__TASK DESCRIPTION__.
Reproduce all of the material exactly as shown.

[Dataset records]
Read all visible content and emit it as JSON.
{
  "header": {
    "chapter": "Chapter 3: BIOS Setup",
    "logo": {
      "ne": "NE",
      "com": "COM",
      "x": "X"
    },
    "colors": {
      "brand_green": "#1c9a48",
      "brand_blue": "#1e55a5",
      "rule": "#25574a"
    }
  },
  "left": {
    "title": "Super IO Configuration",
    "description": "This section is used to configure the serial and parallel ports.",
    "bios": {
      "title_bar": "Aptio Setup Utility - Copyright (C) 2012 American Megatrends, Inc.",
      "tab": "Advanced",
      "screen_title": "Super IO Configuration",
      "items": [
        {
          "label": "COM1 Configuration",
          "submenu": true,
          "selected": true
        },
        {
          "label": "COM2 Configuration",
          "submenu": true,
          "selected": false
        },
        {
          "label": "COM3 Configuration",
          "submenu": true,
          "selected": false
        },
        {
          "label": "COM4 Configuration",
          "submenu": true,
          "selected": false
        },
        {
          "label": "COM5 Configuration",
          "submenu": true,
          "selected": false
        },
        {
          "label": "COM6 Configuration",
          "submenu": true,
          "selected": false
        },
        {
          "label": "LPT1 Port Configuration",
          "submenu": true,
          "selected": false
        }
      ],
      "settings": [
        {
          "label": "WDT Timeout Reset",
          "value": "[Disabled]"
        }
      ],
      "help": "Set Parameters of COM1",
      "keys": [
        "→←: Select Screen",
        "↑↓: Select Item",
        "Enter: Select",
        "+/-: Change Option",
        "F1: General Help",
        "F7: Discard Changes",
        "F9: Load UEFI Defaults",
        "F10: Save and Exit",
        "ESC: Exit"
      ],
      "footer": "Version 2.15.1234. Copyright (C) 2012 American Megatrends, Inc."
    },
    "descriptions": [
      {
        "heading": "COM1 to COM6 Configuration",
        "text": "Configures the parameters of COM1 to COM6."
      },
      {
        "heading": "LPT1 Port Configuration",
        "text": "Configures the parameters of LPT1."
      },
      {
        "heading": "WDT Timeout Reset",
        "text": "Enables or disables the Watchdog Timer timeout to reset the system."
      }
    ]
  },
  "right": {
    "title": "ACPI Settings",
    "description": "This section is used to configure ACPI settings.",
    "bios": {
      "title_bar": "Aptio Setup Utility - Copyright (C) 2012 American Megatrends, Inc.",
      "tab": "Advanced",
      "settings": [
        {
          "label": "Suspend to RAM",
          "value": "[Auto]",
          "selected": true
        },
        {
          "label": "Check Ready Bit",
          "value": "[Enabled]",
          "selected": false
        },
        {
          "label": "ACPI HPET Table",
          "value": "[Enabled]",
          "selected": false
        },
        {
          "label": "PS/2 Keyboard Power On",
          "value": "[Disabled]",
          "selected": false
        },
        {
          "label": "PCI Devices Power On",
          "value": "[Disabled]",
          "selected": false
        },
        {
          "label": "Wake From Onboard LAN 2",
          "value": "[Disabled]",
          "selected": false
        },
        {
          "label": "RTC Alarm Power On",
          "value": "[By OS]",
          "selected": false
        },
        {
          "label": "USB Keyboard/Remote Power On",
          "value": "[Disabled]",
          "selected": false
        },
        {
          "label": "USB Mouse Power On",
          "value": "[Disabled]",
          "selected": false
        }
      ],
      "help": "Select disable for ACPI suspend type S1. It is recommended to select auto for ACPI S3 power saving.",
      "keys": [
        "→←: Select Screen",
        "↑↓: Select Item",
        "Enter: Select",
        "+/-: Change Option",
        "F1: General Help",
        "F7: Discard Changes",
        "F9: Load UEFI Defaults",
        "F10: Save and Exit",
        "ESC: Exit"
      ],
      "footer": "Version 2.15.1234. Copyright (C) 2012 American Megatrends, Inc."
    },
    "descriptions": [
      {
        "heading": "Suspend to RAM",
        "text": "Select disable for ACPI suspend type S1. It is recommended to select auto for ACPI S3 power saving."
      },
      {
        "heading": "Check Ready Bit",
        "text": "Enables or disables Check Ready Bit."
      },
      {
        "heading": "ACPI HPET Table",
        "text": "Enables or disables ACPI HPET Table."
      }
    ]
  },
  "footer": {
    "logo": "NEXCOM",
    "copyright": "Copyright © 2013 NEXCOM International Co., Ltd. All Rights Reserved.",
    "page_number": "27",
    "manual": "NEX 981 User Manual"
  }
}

__ANSWER__.
Read all visible content and emit it as JSON.
{
  "header": {
    "chapter": "Chapter 3: BIOS Setup",
    "logo": {
      "ne": "NE",
      "com": "COM",
      "x": "X"
    },
    "colors": {
      "brand_green": "#1c9a48",
      "brand_blue": "#1e55a5",
      "rule": "#25574a"
    }
  },
  "left": {
    "title": "Super IO Configuration",
    "description": "This section is used to configure the serial and parallel ports.",
    "bios": {
      "title_bar": "Aptio Setup Utility - Copyright (C) 2012 American Megatrends, Inc.",
      "tab": "Advanced",
      "screen_title": "Super IO Configuration",
      "items": [
        {
          "label": "COM1 Configuration",
          "submenu": true,
          "selected": true
        },
        {
          "label": "COM2 Configuration",
          "submenu": true,
          "selected": false
        },
        {
          "label": "COM3 Configuration",
          "submenu": true,
          "selected": false
        },
        {
          "label": "COM4 Configuration",
          "submenu": true,
          "selected": false
        },
        {
          "label": "COM5 Configuration",
          "submenu": true,
          "selected": false
        },
        {
          "label": "COM6 Configuration",
          "submenu": true,
          "selected": false
        },
        {
          "label": "LPT1 Port Configuration",
          "submenu": true,
          "selected": false
        }
      ],
      "settings": [
        {
          "label": "WDT Timeout Reset",
          "value": "[Disabled]"
        }
      ],
      "help": "Set Parameters of COM1",
      "keys": [
        "→←: Select Screen",
        "↑↓: Select Item",
        "Enter: Select",
        "+/-: Change Option",
        "F1: General Help",
        "F7: Discard Changes",
        "F9: Load UEFI Defaults",
        "F10: Save and Exit",
        "ESC: Exit"
      ],
      "footer": "Version 2.15.1234. Copyright (C) 2012 American Megatrends, Inc."
    },
    "descriptions": [
      {
        "heading": "COM1 to COM6 Configuration",
        "text": "Configures the parameters of COM1 to COM6."
      },
      {
        "heading": "LPT1 Port Configuration",
        "text": "Configures the parameters of LPT1."
      },
      {
        "heading": "WDT Timeout Reset",
        "text": "Enables or disables the Watchdog Timer timeout to reset the system."
      }
    ]
  },
  "right": {
    "title": "ACPI Settings",
    "description": "This section is used to configure ACPI settings.",
    "bios": {
      "title_bar": "Aptio Setup Utility - Copyright (C) 2012 American Megatrends, Inc.",
      "tab": "Advanced",
      "settings": [
        {
          "label": "Suspend to RAM",
          "value": "[Auto]",
          "selected": true
        },
        {
          "label": "Check Ready Bit",
          "value": "[Enabled]",
          "selected": false
        },
        {
          "label": "ACPI HPET Table",
          "value": "[Enabled]",
          "selected": false
        },
        {
          "label": "PS/2 Keyboard Power On",
          "value": "[Disabled]",
          "selected": false
        },
        {
          "label": "PCI Devices Power On",
          "value": "[Disabled]",
          "selected": false
        },
        {
          "label": "Wake From Onboard LAN 2",
          "value": "[Disabled]",
          "selected": false
        },
        {
          "label": "RTC Alarm Power On",
          "value": "[By OS]",
          "selected": false
        },
        {
          "label": "USB Keyboard/Remote Power On",
          "value": "[Disabled]",
          "selected": false
        },
        {
          "label": "USB Mouse Power On",
          "value": "[Disabled]",
          "selected": false
        }
      ],
      "help": "Select disable for ACPI suspend type S1. It is recommended to select auto for ACPI S3 power saving.",
      "keys": [
        "→←: Select Screen",
        "↑↓: Select Item",
        "Enter: Select",
        "+/-: Change Option",
        "F1: General Help",
        "F7: Discard Changes",
        "F9: Load UEFI Defaults",
        "F10: Save and Exit",
        "ESC: Exit"
      ],
      "footer": "Version 2.15.1234. Copyright (C) 2012 American Megatrends, Inc."
    },
    "descriptions": [
      {
        "heading": "Suspend to RAM",
        "text": "Select disable for ACPI suspend type S1. It is recommended to select auto for ACPI S3 power saving."
      },
      {
        "heading": "Check Ready Bit",
        "text": "Enables or disables Check Ready Bit."
      },
      {
        "heading": "ACPI HPET Table",
        "text": "Enables or disables ACPI HPET Table."
      }
    ]
  },
  "footer": {
    "logo": "NEXCOM",
    "copyright": "Copyright © 2013 NEXCOM International Co., Ltd. All Rights Reserved.",
    "page_number": "27",
    "manual": "NEX 981 User Manual"
  }
}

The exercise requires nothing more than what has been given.